# THE DATA:
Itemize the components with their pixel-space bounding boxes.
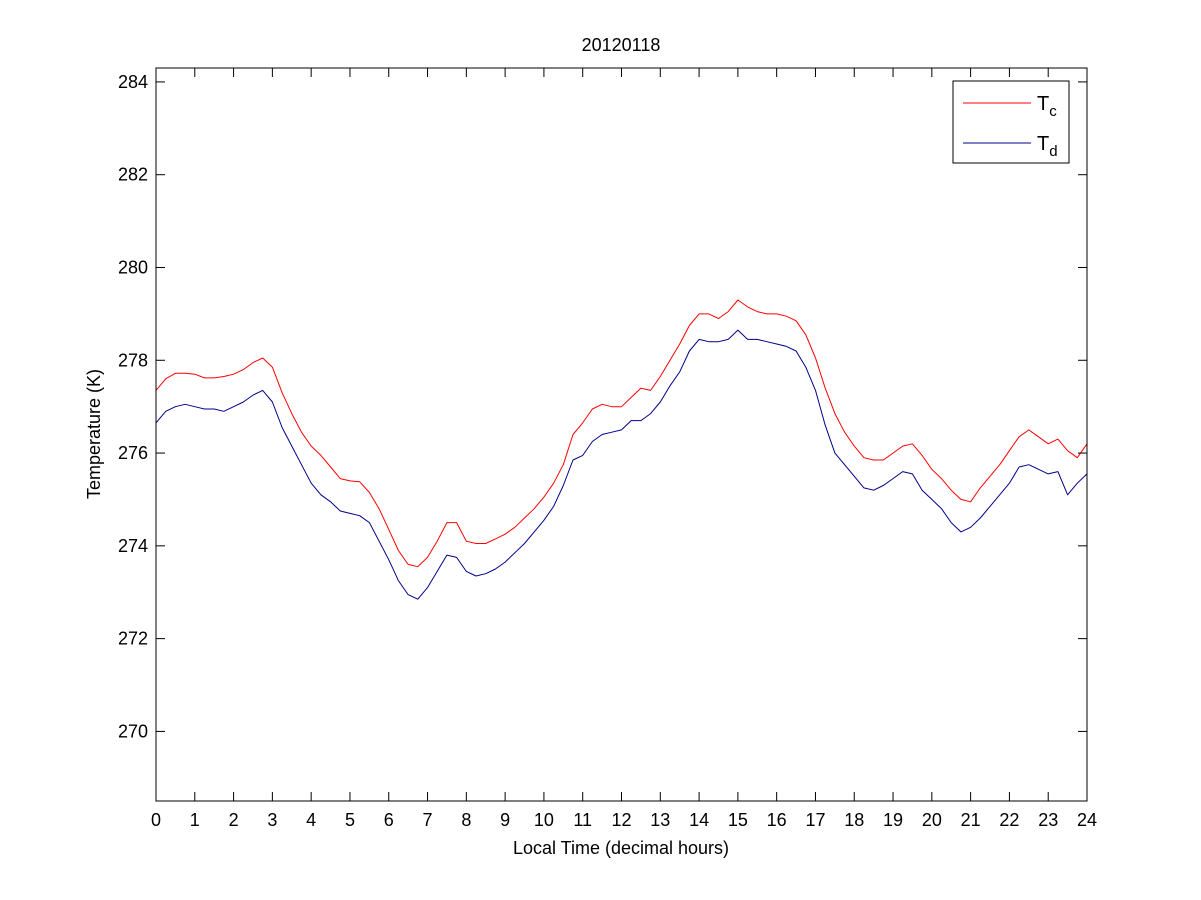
x-tick-label: 20: [922, 810, 942, 830]
x-tick-label: 10: [534, 810, 554, 830]
legend: Tc Td: [952, 80, 1070, 164]
legend-label-tc: Tc: [1037, 93, 1057, 120]
x-tick-label: 0: [151, 810, 161, 830]
x-tick-label: 23: [1038, 810, 1058, 830]
x-tick-label: 3: [267, 810, 277, 830]
y-tick-label: 276: [118, 443, 148, 463]
y-tick-label: 270: [118, 721, 148, 741]
x-tick-label: 19: [883, 810, 903, 830]
x-tick-label: 18: [844, 810, 864, 830]
legend-label-td-main: T: [1037, 133, 1049, 155]
x-tick-label: 1: [190, 810, 200, 830]
legend-label-td: Td: [1037, 133, 1058, 160]
ticks-layer: 0 1 2 3 4 5 6 7 8 9 10 11 12 13 14 15 16 17 18 19 20 21 22 23 24…: [118, 68, 1097, 830]
x-tick-label: 12: [611, 810, 631, 830]
x-tick-label: 14: [689, 810, 709, 830]
x-tick-label: 6: [384, 810, 394, 830]
y-tick-label: 272: [118, 629, 148, 649]
x-axis-label: Local Time (decimal hours): [513, 838, 729, 858]
legend-label-tc-sub: c: [1049, 103, 1057, 120]
series-line-tc: [155, 299, 1088, 568]
x-tick-label: 9: [500, 810, 510, 830]
series-line-td: [155, 329, 1088, 600]
x-tick-label: 4: [306, 810, 316, 830]
x-tick-label: 21: [961, 810, 981, 830]
x-tick-label: 13: [650, 810, 670, 830]
y-tick-label: 284: [118, 72, 148, 92]
y-tick-label: 274: [118, 536, 148, 556]
series-layer: [155, 299, 1088, 600]
x-tick-label: 17: [805, 810, 825, 830]
x-tick-label: 15: [728, 810, 748, 830]
x-tick-label: 16: [767, 810, 787, 830]
y-axis-label: Temperature (K): [84, 369, 104, 499]
x-tick-label: 5: [345, 810, 355, 830]
legend-label-td-sub: d: [1049, 143, 1057, 160]
y-tick-label: 278: [118, 350, 148, 370]
x-tick-label: 22: [999, 810, 1019, 830]
x-tick-label: 8: [461, 810, 471, 830]
legend-box: [952, 80, 1070, 164]
x-tick-label: 2: [229, 810, 239, 830]
x-tick-label: 24: [1077, 810, 1097, 830]
chart-title: 20120118: [582, 35, 661, 55]
x-tick-label: 11: [573, 810, 592, 830]
legend-label-tc-main: T: [1037, 93, 1049, 115]
y-tick-label: 282: [118, 165, 148, 185]
y-tick-label: 280: [118, 257, 148, 277]
x-tick-label: 7: [423, 810, 433, 830]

# TASK DESCRIPTION:
Reproduce every line of the record above verbatim, omitting the picture.

# WRITTEN SOLUTION:
Itemize the components with their pixel-space bounding boxes.
x-tick-label: 20: [922, 810, 942, 830]
x-tick-label: 10: [534, 810, 554, 830]
legend: Tc Td: [952, 80, 1070, 164]
legend-label-tc: Tc: [1037, 93, 1057, 120]
x-tick-label: 0: [151, 810, 161, 830]
x-tick-label: 23: [1038, 810, 1058, 830]
x-tick-label: 3: [267, 810, 277, 830]
y-tick-label: 276: [118, 443, 148, 463]
y-tick-label: 270: [118, 721, 148, 741]
x-tick-label: 19: [883, 810, 903, 830]
x-tick-label: 18: [844, 810, 864, 830]
legend-label-td-main: T: [1037, 133, 1049, 155]
x-tick-label: 1: [190, 810, 200, 830]
legend-label-td: Td: [1037, 133, 1058, 160]
ticks-layer: 0 1 2 3 4 5 6 7 8 9 10 11 12 13 14 15 16 17 18 19 20 21 22 23 24…: [118, 68, 1097, 830]
x-tick-label: 12: [611, 810, 631, 830]
x-tick-label: 14: [689, 810, 709, 830]
x-tick-label: 6: [384, 810, 394, 830]
y-tick-label: 272: [118, 629, 148, 649]
x-axis-label: Local Time (decimal hours): [513, 838, 729, 858]
legend-label-tc-sub: c: [1049, 103, 1057, 120]
series-line-tc: [155, 299, 1088, 568]
x-tick-label: 9: [500, 810, 510, 830]
series-line-td: [155, 329, 1088, 600]
x-tick-label: 4: [306, 810, 316, 830]
x-tick-label: 21: [961, 810, 981, 830]
x-tick-label: 13: [650, 810, 670, 830]
y-tick-label: 284: [118, 72, 148, 92]
y-tick-label: 274: [118, 536, 148, 556]
series-layer: [155, 299, 1088, 600]
x-tick-label: 17: [805, 810, 825, 830]
x-tick-label: 15: [728, 810, 748, 830]
x-tick-label: 16: [767, 810, 787, 830]
y-axis-label: Temperature (K): [84, 369, 104, 499]
x-tick-label: 5: [345, 810, 355, 830]
legend-label-td-sub: d: [1049, 143, 1057, 160]
y-tick-label: 278: [118, 350, 148, 370]
x-tick-label: 22: [999, 810, 1019, 830]
x-tick-label: 8: [461, 810, 471, 830]
legend-box: [952, 80, 1070, 164]
x-tick-label: 2: [229, 810, 239, 830]
x-tick-label: 24: [1077, 810, 1097, 830]
chart-title: 20120118: [582, 35, 661, 55]
x-tick-label: 11: [573, 810, 592, 830]
legend-label-tc-main: T: [1037, 93, 1049, 115]
y-tick-label: 282: [118, 165, 148, 185]
y-tick-label: 280: [118, 257, 148, 277]
x-tick-label: 7: [423, 810, 433, 830]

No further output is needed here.